▸ Task prompt
Provide an exact transcription of all the records.

▸ Stored rows
=======

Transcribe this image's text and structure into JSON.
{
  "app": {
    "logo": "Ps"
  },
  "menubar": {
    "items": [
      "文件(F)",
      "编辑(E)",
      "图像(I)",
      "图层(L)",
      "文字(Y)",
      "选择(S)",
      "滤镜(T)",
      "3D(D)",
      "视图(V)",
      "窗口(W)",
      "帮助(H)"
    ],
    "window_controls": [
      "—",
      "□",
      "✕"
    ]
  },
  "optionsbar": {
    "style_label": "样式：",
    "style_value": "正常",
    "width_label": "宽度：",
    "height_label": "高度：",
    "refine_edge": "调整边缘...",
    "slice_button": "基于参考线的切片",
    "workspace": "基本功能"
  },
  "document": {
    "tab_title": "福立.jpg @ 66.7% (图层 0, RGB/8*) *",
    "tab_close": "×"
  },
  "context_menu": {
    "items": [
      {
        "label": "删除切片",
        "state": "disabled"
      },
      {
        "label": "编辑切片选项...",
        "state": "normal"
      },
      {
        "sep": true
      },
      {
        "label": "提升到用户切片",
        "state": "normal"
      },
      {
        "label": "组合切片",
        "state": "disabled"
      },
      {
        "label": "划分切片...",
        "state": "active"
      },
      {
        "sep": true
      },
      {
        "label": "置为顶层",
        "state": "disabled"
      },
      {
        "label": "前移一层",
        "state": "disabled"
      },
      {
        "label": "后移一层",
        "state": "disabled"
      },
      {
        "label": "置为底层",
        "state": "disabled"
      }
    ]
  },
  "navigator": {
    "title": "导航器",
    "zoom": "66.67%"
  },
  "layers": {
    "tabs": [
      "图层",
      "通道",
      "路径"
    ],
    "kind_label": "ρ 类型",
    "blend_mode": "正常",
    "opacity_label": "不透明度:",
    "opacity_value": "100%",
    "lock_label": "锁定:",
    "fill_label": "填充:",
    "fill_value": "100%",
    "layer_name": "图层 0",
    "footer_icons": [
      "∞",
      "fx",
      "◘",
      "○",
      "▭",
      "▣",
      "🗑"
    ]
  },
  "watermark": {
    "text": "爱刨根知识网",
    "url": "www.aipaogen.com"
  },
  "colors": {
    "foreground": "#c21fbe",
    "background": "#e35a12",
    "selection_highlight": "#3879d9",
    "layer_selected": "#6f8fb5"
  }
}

=======

▸ Answer to the task
Transcribe this image's text and structure into JSON.
{
  "app": {
    "logo": "Ps"
  },
  "menubar": {
    "items": [
      "文件(F)",
      "编辑(E)",
      "图像(I)",
      "图层(L)",
      "文字(Y)",
      "选择(S)",
      "滤镜(T)",
      "3D(D)",
      "视图(V)",
      "窗口(W)",
      "帮助(H)"
    ],
    "window_controls": [
      "—",
      "□",
      "✕"
    ]
  },
  "optionsbar": {
    "style_label": "样式：",
    "style_value": "正常",
    "width_label": "宽度：",
    "height_label": "高度：",
    "refine_edge": "调整边缘...",
    "slice_button": "基于参考线的切片",
    "workspace": "基本功能"
  },
  "document": {
    "tab_title": "福立.jpg @ 66.7% (图层 0, RGB/8*) *",
    "tab_close": "×"
  },
  "context_menu": {
    "items": [
      {
        "label": "删除切片",
        "state": "disabled"
      },
      {
        "label": "编辑切片选项...",
        "state": "normal"
      },
      {
        "sep": true
      },
      {
        "label": "提升到用户切片",
        "state": "normal"
      },
      {
        "label": "组合切片",
        "state": "disabled"
      },
      {
        "label": "划分切片...",
        "state": "active"
      },
      {
        "sep": true
      },
      {
        "label": "置为顶层",
        "state": "disabled"
      },
      {
        "label": "前移一层",
        "state": "disabled"
      },
      {
        "label": "后移一层",
        "state": "disabled"
      },
      {
        "label": "置为底层",
        "state": "disabled"
      }
    ]
  },
  "navigator": {
    "title": "导航器",
    "zoom": "66.67%"
  },
  "layers": {
    "tabs": [
      "图层",
      "通道",
      "路径"
    ],
    "kind_label": "ρ 类型",
    "blend_mode": "正常",
    "opacity_label": "不透明度:",
    "opacity_value": "100%",
    "lock_label": "锁定:",
    "fill_label": "填充:",
    "fill_value": "100%",
    "layer_name": "图层 0",
    "footer_icons": [
      "∞",
      "fx",
      "◘",
      "○",
      "▭",
      "▣",
      "🗑"
    ]
  },
  "watermark": {
    "text": "爱刨根知识网",
    "url": "www.aipaogen.com"
  },
  "colors": {
    "foreground": "#c21fbe",
    "background": "#e35a12",
    "selection_highlight": "#3879d9",
    "layer_selected": "#6f8fb5"
  }
}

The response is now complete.